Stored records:
════════

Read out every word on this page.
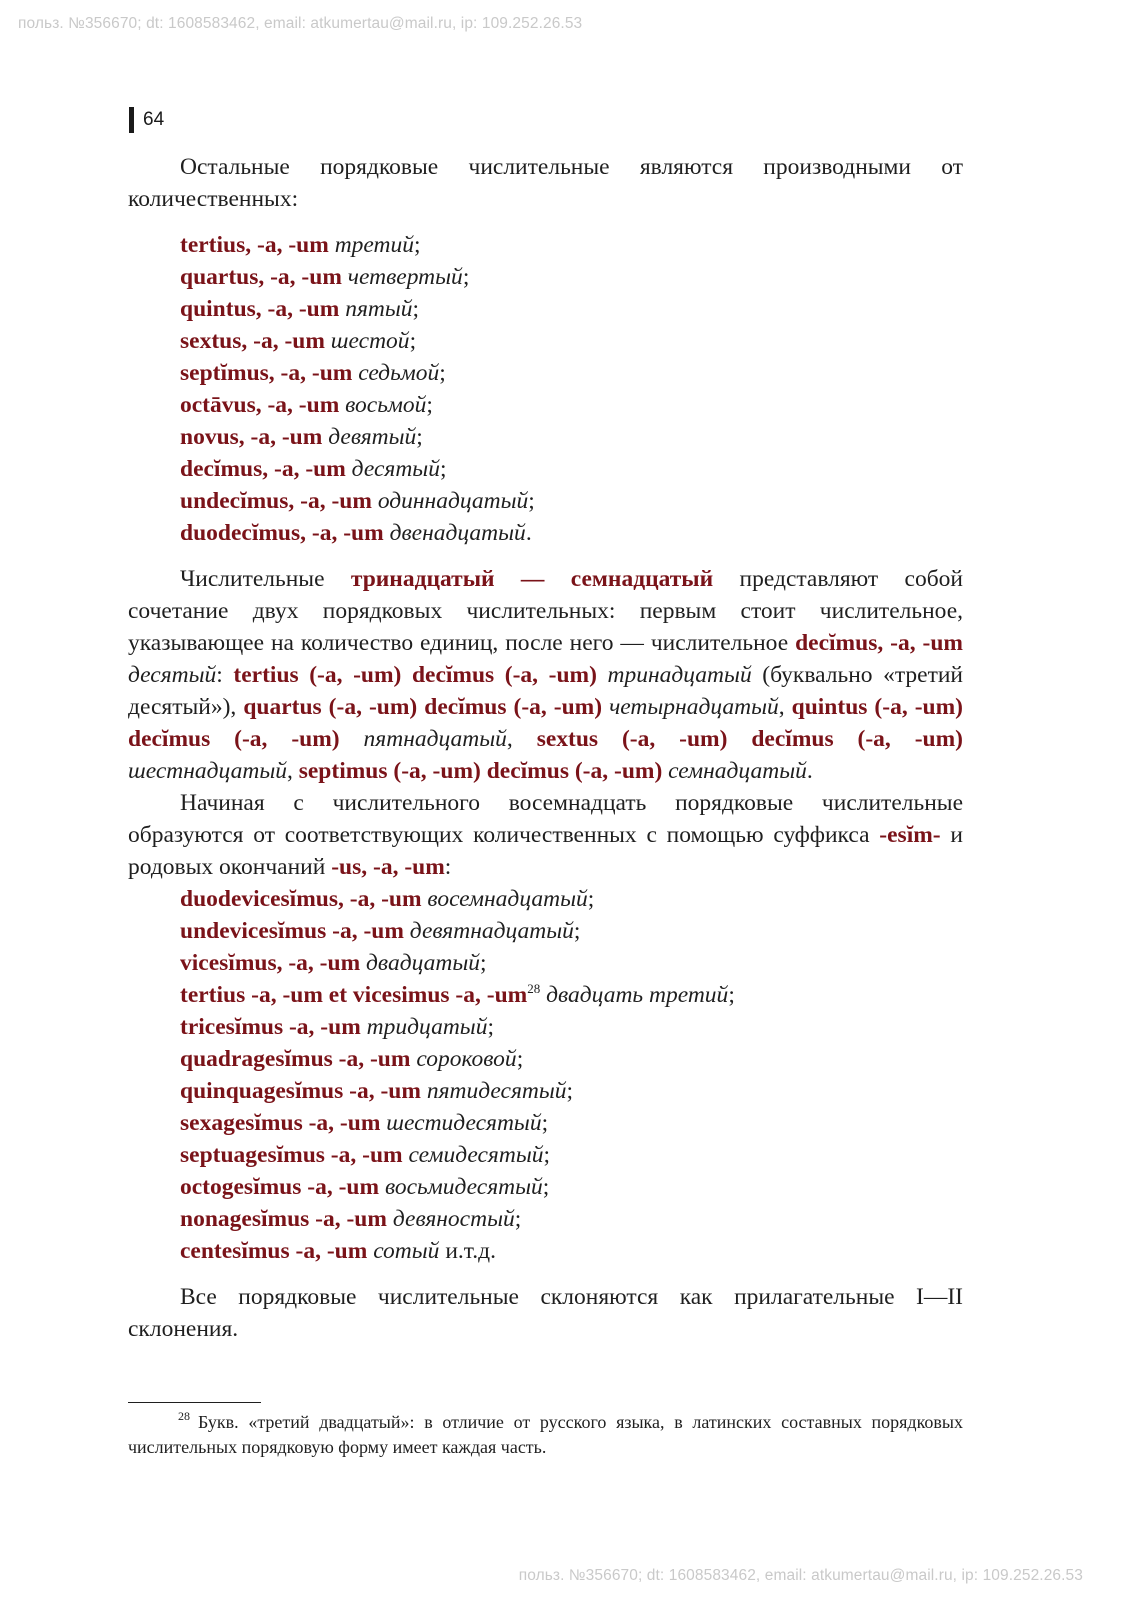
польз. №356670; dt: 1608583462, email: atkumertau@mail.ru, ip: 109.252.26.53
64

Остальные порядковые числительные являются производными от количественных:

tertius, -a, -um третий;
quartus, -a, -um четвертый;
quintus, -a, -um пятый;
sextus, -a, -um шестой;
septĭmus, -a, -um седьмой;
octāvus, -a, -um восьмой;
novus, -a, -um девятый;
decĭmus, -a, -um десятый;
undecĭmus, -a, -um одиннадцатый;
duodecĭmus, -a, -um двенадцатый.

Числительные тринадцатый — семнадцатый представляют собой сочетание двух порядковых числительных: первым стоит числительное, указывающее на количество единиц, после него — числительное decĭmus, -a, -um десятый: tertius (-a, -um) decĭmus (-a, -um) тринадцатый (буквально «третий десятый»), quartus (-a, -um) decĭmus (-a, -um) четырнадцатый, quintus (-a, -um) decĭmus (-a, -um) пятнадцатый, sextus (-a, -um) decĭmus (-a, -um) шестнадцатый, septimus (-a, -um) decĭmus (-a, -um) семнадцатый.

Начиная с числительного восемнадцать порядковые числительные образуются от соответствующих количественных с помощью суффикса -esĭm- и родовых окончаний -us, -a, -um:

duodevicesĭmus, -a, -um восемнадцатый;
undevicesĭmus -a, -um девятнадцатый;
vicesĭmus, -a, -um двадцатый;
tertius -a, -um et vicesimus -a, $-um^{28}$ двадцать третий;
tricesĭmus -a, -um тридцатый;
quadragesĭmus -a, -um сороковой;
quinquagesĭmus -a, -um пятидесятый;
sexagesĭmus -a, -um шестидесятый;
septuagesĭmus -a, -um семидесятый;
octogesĭmus -a, -um восьмидесятый;
nonagesĭmus -a, -um девяностый;
centesĭmus -a, -um сотый и.т.д.

Все порядковые числительные склоняются как прилагательные I—II склонения.

$^{28}$ Букв. «третий двадцатый»: в отличие от русского языка, в латинских составных порядковых числительных порядковую форму имеет каждая часть.
польз. №356670; dt: 1608583462, email: atkumertau@mail.ru, ip: 109.252.26.53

════════

§ THE PROBLEM: Your task is to reproduce all of the material exactly. The pictures stay out.

§ SOLUTION FOR THIS TASK:
Read out every word on this page.
польз. №356670; dt: 1608583462, email: atkumertau@mail.ru, ip: 109.252.26.53
64

Остальные порядковые числительные являются производными от количественных:

tertius, -a, -um третий;
quartus, -a, -um четвертый;
quintus, -a, -um пятый;
sextus, -a, -um шестой;
septĭmus, -a, -um седьмой;
octāvus, -a, -um восьмой;
novus, -a, -um девятый;
decĭmus, -a, -um десятый;
undecĭmus, -a, -um одиннадцатый;
duodecĭmus, -a, -um двенадцатый.

Числительные тринадцатый — семнадцатый представляют собой сочетание двух порядковых числительных: первым стоит числительное, указывающее на количество единиц, после него — числительное decĭmus, -a, -um десятый: tertius (-a, -um) decĭmus (-a, -um) тринадцатый (буквально «третий десятый»), quartus (-a, -um) decĭmus (-a, -um) четырнадцатый, quintus (-a, -um) decĭmus (-a, -um) пятнадцатый, sextus (-a, -um) decĭmus (-a, -um) шестнадцатый, septimus (-a, -um) decĭmus (-a, -um) семнадцатый.

Начиная с числительного восемнадцать порядковые числительные образуются от соответствующих количественных с помощью суффикса -esĭm- и родовых окончаний -us, -a, -um:

duodevicesĭmus, -a, -um восемнадцатый;
undevicesĭmus -a, -um девятнадцатый;
vicesĭmus, -a, -um двадцатый;
tertius -a, -um et vicesimus -a, $-um^{28}$ двадцать третий;
tricesĭmus -a, -um тридцатый;
quadragesĭmus -a, -um сороковой;
quinquagesĭmus -a, -um пятидесятый;
sexagesĭmus -a, -um шестидесятый;
septuagesĭmus -a, -um семидесятый;
octogesĭmus -a, -um восьмидесятый;
nonagesĭmus -a, -um девяностый;
centesĭmus -a, -um сотый и.т.д.

Все порядковые числительные склоняются как прилагательные I—II склонения.

$^{28}$ Букв. «третий двадцатый»: в отличие от русского языка, в латинских составных порядковых числительных порядковую форму имеет каждая часть.
польз. №356670; dt: 1608583462, email: atkumertau@mail.ru, ip: 109.252.26.53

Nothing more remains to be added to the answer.